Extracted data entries
▼
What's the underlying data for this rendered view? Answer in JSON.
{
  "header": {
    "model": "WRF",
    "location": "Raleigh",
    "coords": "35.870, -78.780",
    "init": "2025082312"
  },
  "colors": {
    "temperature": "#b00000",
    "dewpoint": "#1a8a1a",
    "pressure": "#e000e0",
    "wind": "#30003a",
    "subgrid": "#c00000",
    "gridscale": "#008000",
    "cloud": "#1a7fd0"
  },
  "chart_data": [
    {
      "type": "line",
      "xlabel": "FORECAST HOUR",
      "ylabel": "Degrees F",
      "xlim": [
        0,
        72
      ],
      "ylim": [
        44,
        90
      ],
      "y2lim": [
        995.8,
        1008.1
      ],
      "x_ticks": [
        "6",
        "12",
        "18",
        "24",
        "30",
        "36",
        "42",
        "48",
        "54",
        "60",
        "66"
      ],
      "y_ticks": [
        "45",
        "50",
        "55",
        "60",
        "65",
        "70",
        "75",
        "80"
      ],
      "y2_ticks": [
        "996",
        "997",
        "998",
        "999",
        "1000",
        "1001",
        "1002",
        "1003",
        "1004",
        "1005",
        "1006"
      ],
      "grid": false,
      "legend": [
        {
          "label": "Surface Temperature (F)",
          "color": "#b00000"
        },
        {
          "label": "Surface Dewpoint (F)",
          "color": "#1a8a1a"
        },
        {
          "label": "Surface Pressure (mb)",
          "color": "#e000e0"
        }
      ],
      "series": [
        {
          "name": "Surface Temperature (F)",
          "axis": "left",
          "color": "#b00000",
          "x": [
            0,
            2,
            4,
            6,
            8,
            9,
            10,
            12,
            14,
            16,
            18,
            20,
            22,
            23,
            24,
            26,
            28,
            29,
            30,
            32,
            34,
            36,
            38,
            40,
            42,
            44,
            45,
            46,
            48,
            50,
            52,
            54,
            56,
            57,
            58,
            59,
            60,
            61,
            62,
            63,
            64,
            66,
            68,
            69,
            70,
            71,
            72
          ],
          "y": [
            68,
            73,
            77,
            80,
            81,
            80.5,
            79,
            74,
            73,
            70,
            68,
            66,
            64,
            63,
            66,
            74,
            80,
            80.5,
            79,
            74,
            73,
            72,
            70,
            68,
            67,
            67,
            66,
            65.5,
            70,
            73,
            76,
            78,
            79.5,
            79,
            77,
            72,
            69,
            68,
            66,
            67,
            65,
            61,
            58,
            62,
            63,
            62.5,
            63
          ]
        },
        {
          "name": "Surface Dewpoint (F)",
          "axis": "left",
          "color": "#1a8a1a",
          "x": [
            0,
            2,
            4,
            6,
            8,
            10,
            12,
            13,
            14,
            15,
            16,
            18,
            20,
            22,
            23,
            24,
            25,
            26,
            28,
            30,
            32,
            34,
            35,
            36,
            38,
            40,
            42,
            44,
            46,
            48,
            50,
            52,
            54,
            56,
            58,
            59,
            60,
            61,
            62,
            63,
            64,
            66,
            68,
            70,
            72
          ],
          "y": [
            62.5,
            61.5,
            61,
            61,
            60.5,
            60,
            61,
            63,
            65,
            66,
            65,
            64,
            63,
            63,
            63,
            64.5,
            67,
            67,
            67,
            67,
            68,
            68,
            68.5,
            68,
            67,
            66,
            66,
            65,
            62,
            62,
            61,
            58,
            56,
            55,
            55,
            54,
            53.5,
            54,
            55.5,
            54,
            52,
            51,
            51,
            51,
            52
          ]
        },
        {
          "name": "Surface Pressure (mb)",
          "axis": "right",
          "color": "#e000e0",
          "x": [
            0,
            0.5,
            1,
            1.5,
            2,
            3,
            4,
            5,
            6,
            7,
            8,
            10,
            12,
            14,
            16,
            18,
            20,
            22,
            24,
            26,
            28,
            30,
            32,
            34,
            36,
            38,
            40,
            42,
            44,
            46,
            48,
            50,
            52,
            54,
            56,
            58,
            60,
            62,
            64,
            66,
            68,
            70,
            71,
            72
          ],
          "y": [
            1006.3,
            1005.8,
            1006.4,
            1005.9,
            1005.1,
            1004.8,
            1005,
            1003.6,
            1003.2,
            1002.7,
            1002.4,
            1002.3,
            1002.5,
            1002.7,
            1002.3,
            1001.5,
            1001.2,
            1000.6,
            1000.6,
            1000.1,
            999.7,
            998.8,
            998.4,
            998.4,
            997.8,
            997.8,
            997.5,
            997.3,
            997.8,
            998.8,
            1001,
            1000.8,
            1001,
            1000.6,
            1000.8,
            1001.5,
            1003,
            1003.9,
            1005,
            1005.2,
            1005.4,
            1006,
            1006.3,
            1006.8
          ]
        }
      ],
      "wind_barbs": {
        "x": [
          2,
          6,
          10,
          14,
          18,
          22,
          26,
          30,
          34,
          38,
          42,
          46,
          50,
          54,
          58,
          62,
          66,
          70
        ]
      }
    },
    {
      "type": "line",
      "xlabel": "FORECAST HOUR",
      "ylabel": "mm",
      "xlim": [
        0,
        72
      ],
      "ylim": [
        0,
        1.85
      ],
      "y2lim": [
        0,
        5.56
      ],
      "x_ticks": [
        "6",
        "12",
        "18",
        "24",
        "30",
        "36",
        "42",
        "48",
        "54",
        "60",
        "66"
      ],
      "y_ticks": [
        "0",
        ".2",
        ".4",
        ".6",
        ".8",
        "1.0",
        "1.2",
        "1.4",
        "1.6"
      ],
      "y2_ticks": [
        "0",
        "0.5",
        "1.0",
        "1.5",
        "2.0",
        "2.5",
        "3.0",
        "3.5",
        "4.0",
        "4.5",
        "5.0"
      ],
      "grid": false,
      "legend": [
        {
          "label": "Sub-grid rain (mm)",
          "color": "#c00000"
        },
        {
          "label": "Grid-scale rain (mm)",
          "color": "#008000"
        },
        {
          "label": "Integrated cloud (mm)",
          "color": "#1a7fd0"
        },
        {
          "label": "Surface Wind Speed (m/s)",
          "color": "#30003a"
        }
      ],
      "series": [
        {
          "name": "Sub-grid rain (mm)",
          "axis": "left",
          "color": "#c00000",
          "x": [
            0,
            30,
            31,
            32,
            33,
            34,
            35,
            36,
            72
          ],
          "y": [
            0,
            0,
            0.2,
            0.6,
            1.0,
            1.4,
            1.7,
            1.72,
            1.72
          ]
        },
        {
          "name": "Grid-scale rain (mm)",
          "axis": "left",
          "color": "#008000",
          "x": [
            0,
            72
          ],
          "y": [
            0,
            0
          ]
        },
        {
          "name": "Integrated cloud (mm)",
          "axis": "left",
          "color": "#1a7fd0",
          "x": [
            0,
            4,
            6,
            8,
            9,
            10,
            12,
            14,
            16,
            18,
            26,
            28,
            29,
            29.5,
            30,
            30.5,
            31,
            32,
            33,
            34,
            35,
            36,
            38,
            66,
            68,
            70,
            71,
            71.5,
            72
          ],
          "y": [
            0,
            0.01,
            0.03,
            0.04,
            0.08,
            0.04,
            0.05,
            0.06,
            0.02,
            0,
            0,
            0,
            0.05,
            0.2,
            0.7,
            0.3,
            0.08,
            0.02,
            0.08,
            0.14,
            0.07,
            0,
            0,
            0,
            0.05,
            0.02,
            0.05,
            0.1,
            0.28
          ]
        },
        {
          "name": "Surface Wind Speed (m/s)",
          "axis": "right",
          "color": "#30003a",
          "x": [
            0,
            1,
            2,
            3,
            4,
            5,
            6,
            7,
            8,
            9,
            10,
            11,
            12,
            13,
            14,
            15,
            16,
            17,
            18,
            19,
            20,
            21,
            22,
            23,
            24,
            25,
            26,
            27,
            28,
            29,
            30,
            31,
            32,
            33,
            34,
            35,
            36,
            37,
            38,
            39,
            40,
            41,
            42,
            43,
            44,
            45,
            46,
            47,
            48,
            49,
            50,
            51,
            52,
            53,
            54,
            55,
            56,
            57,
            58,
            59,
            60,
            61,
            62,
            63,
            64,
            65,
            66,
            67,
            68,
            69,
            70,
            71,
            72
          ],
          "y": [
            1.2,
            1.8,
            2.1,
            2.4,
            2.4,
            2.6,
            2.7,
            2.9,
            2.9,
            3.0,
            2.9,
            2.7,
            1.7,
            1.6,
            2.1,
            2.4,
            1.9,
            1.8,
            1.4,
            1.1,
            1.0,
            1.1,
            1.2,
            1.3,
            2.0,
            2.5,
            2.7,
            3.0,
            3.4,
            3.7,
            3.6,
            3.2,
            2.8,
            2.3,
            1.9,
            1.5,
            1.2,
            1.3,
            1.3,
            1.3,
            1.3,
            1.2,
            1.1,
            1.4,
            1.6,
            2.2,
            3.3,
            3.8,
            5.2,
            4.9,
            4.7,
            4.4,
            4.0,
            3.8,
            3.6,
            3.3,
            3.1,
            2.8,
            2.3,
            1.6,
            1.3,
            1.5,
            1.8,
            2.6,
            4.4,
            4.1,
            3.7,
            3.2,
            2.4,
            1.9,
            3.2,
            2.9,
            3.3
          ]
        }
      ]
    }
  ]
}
▲
▼
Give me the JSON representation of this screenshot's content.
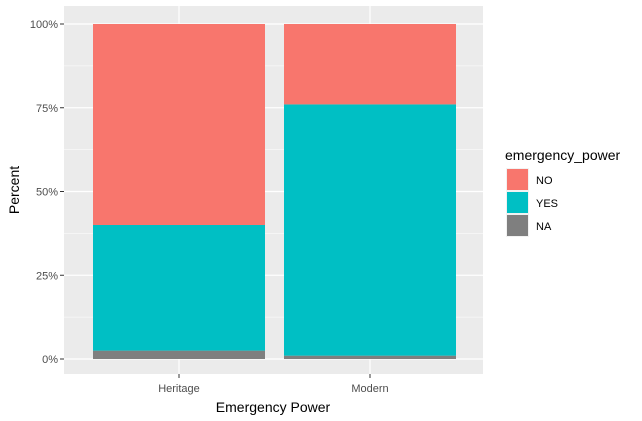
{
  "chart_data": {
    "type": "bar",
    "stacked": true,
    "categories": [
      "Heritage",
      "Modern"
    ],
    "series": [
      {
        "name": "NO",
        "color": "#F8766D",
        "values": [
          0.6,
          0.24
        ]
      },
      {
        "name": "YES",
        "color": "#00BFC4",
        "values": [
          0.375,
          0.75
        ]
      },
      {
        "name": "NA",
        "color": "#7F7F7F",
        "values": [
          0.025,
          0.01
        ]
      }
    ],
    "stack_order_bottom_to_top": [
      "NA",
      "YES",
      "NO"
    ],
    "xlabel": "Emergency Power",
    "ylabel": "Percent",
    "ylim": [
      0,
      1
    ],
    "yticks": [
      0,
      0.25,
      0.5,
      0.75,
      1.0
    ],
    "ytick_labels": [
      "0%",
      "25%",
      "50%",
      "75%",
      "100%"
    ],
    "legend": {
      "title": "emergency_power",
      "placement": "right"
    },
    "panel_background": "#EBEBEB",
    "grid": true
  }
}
▲
> _THE TASK_
Only the number is required: the count of lines containing the word "Integrated".

> _SOLUTION TO THIS PROBLEM_
2